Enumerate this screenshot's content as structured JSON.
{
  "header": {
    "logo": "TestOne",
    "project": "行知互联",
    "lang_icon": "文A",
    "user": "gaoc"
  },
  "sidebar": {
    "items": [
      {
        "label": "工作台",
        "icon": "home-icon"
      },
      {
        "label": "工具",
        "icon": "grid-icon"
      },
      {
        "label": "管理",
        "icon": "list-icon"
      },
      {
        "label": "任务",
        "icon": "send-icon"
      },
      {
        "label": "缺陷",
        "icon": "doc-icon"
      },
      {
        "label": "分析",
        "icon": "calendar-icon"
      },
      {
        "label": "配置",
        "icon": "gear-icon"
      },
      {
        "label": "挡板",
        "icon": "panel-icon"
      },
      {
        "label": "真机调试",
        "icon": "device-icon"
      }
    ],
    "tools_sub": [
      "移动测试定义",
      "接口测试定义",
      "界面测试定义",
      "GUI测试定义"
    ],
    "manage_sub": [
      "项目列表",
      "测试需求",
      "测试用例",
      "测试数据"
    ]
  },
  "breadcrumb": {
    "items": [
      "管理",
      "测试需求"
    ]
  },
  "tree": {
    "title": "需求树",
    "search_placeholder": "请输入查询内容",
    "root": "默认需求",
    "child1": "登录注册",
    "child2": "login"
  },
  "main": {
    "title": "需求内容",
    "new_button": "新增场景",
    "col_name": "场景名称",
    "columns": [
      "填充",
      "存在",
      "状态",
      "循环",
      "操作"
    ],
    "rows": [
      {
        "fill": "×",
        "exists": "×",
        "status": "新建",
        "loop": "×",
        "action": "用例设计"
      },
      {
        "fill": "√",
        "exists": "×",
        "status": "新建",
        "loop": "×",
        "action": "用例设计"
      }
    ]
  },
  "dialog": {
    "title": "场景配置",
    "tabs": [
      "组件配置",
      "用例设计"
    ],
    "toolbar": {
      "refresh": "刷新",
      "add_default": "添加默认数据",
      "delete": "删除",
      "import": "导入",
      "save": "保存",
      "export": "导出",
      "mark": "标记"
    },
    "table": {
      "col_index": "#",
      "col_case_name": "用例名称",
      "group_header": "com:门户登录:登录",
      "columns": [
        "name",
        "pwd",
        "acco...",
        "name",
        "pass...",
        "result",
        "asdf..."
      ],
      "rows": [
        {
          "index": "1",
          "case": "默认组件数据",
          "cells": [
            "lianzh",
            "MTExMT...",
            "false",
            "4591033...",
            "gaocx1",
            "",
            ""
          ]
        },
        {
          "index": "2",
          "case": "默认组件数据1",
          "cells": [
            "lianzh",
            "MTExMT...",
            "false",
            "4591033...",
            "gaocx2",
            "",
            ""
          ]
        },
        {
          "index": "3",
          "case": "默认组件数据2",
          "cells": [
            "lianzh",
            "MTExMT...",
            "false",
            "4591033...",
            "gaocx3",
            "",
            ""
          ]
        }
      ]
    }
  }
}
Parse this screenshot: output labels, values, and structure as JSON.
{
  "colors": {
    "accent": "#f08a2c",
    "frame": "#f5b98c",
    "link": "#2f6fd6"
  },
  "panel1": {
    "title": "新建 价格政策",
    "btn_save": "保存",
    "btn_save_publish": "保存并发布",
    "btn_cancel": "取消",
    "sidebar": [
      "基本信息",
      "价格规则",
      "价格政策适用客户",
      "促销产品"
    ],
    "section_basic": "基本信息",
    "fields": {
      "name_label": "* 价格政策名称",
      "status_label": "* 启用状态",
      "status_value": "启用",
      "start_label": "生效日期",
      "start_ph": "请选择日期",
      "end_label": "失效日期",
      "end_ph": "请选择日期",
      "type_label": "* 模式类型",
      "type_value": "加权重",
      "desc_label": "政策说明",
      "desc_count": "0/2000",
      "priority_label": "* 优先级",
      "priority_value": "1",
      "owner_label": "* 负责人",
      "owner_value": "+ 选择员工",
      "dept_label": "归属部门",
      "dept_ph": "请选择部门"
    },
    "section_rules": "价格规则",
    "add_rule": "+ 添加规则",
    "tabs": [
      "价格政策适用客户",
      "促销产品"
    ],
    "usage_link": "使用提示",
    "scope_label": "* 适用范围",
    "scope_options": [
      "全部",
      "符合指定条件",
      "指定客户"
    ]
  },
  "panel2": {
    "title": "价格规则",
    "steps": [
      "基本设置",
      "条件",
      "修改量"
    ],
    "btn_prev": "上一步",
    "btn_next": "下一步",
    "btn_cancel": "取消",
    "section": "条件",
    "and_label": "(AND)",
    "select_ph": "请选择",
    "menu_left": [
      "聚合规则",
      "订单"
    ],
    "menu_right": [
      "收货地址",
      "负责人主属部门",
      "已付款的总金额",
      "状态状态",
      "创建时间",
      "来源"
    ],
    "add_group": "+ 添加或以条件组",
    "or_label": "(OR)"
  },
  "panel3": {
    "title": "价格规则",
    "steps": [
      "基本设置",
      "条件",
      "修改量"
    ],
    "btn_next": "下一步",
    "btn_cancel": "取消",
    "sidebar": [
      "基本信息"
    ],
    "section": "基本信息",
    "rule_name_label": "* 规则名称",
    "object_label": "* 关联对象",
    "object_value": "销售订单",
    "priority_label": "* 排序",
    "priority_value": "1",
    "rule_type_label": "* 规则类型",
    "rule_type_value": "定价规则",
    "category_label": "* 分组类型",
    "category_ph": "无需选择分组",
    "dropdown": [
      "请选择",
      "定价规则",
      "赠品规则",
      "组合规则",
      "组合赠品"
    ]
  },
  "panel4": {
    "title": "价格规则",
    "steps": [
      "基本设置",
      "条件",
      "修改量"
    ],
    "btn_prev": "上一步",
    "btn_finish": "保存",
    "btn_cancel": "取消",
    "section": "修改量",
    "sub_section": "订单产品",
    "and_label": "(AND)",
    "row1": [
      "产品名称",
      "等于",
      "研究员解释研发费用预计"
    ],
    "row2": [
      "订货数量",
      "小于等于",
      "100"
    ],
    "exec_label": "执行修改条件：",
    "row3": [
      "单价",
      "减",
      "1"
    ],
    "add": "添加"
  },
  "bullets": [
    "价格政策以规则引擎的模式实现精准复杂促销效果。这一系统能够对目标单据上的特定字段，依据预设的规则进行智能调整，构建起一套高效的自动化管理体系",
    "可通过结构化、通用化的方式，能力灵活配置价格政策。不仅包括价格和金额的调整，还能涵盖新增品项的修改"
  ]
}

* [EXERCISE PROMPT]:
Every line of the data above should be copied exactly.

* [THE REPLY]:
Enumerate this screenshot's content as structured JSON.
{
  "header": {
    "logo": "TestOne",
    "project": "行知互联",
    "lang_icon": "文A",
    "user": "gaoc"
  },
  "sidebar": {
    "items": [
      {
        "label": "工作台",
        "icon": "home-icon"
      },
      {
        "label": "工具",
        "icon": "grid-icon"
      },
      {
        "label": "管理",
        "icon": "list-icon"
      },
      {
        "label": "任务",
        "icon": "send-icon"
      },
      {
        "label": "缺陷",
        "icon": "doc-icon"
      },
      {
        "label": "分析",
        "icon": "calendar-icon"
      },
      {
        "label": "配置",
        "icon": "gear-icon"
      },
      {
        "label": "挡板",
        "icon": "panel-icon"
      },
      {
        "label": "真机调试",
        "icon": "device-icon"
      }
    ],
    "tools_sub": [
      "移动测试定义",
      "接口测试定义",
      "界面测试定义",
      "GUI测试定义"
    ],
    "manage_sub": [
      "项目列表",
      "测试需求",
      "测试用例",
      "测试数据"
    ]
  },
  "breadcrumb": {
    "items": [
      "管理",
      "测试需求"
    ]
  },
  "tree": {
    "title": "需求树",
    "search_placeholder": "请输入查询内容",
    "root": "默认需求",
    "child1": "登录注册",
    "child2": "login"
  },
  "main": {
    "title": "需求内容",
    "new_button": "新增场景",
    "col_name": "场景名称",
    "columns": [
      "填充",
      "存在",
      "状态",
      "循环",
      "操作"
    ],
    "rows": [
      {
        "fill": "×",
        "exists": "×",
        "status": "新建",
        "loop": "×",
        "action": "用例设计"
      },
      {
        "fill": "√",
        "exists": "×",
        "status": "新建",
        "loop": "×",
        "action": "用例设计"
      }
    ]
  },
  "dialog": {
    "title": "场景配置",
    "tabs": [
      "组件配置",
      "用例设计"
    ],
    "toolbar": {
      "refresh": "刷新",
      "add_default": "添加默认数据",
      "delete": "删除",
      "import": "导入",
      "save": "保存",
      "export": "导出",
      "mark": "标记"
    },
    "table": {
      "col_index": "#",
      "col_case_name": "用例名称",
      "group_header": "com:门户登录:登录",
      "columns": [
        "name",
        "pwd",
        "acco...",
        "name",
        "pass...",
        "result",
        "asdf..."
      ],
      "rows": [
        {
          "index": "1",
          "case": "默认组件数据",
          "cells": [
            "lianzh",
            "MTExMT...",
            "false",
            "4591033...",
            "gaocx1",
            "",
            ""
          ]
        },
        {
          "index": "2",
          "case": "默认组件数据1",
          "cells": [
            "lianzh",
            "MTExMT...",
            "false",
            "4591033...",
            "gaocx2",
            "",
            ""
          ]
        },
        {
          "index": "3",
          "case": "默认组件数据2",
          "cells": [
            "lianzh",
            "MTExMT...",
            "false",
            "4591033...",
            "gaocx3",
            "",
            ""
          ]
        }
      ]
    }
  }
}
Parse this screenshot: output labels, values, and structure as JSON.
{
  "colors": {
    "accent": "#f08a2c",
    "frame": "#f5b98c",
    "link": "#2f6fd6"
  },
  "panel1": {
    "title": "新建 价格政策",
    "btn_save": "保存",
    "btn_save_publish": "保存并发布",
    "btn_cancel": "取消",
    "sidebar": [
      "基本信息",
      "价格规则",
      "价格政策适用客户",
      "促销产品"
    ],
    "section_basic": "基本信息",
    "fields": {
      "name_label": "* 价格政策名称",
      "status_label": "* 启用状态",
      "status_value": "启用",
      "start_label": "生效日期",
      "start_ph": "请选择日期",
      "end_label": "失效日期",
      "end_ph": "请选择日期",
      "type_label": "* 模式类型",
      "type_value": "加权重",
      "desc_label": "政策说明",
      "desc_count": "0/2000",
      "priority_label": "* 优先级",
      "priority_value": "1",
      "owner_label": "* 负责人",
      "owner_value": "+ 选择员工",
      "dept_label": "归属部门",
      "dept_ph": "请选择部门"
    },
    "section_rules": "价格规则",
    "add_rule": "+ 添加规则",
    "tabs": [
      "价格政策适用客户",
      "促销产品"
    ],
    "usage_link": "使用提示",
    "scope_label": "* 适用范围",
    "scope_options": [
      "全部",
      "符合指定条件",
      "指定客户"
    ]
  },
  "panel2": {
    "title": "价格规则",
    "steps": [
      "基本设置",
      "条件",
      "修改量"
    ],
    "btn_prev": "上一步",
    "btn_next": "下一步",
    "btn_cancel": "取消",
    "section": "条件",
    "and_label": "(AND)",
    "select_ph": "请选择",
    "menu_left": [
      "聚合规则",
      "订单"
    ],
    "menu_right": [
      "收货地址",
      "负责人主属部门",
      "已付款的总金额",
      "状态状态",
      "创建时间",
      "来源"
    ],
    "add_group": "+ 添加或以条件组",
    "or_label": "(OR)"
  },
  "panel3": {
    "title": "价格规则",
    "steps": [
      "基本设置",
      "条件",
      "修改量"
    ],
    "btn_next": "下一步",
    "btn_cancel": "取消",
    "sidebar": [
      "基本信息"
    ],
    "section": "基本信息",
    "rule_name_label": "* 规则名称",
    "object_label": "* 关联对象",
    "object_value": "销售订单",
    "priority_label": "* 排序",
    "priority_value": "1",
    "rule_type_label": "* 规则类型",
    "rule_type_value": "定价规则",
    "category_label": "* 分组类型",
    "category_ph": "无需选择分组",
    "dropdown": [
      "请选择",
      "定价规则",
      "赠品规则",
      "组合规则",
      "组合赠品"
    ]
  },
  "panel4": {
    "title": "价格规则",
    "steps": [
      "基本设置",
      "条件",
      "修改量"
    ],
    "btn_prev": "上一步",
    "btn_finish": "保存",
    "btn_cancel": "取消",
    "section": "修改量",
    "sub_section": "订单产品",
    "and_label": "(AND)",
    "row1": [
      "产品名称",
      "等于",
      "研究员解释研发费用预计"
    ],
    "row2": [
      "订货数量",
      "小于等于",
      "100"
    ],
    "exec_label": "执行修改条件：",
    "row3": [
      "单价",
      "减",
      "1"
    ],
    "add": "添加"
  },
  "bullets": [
    "价格政策以规则引擎的模式实现精准复杂促销效果。这一系统能够对目标单据上的特定字段，依据预设的规则进行智能调整，构建起一套高效的自动化管理体系",
    "可通过结构化、通用化的方式，能力灵活配置价格政策。不仅包括价格和金额的调整，还能涵盖新增品项的修改"
  ]
}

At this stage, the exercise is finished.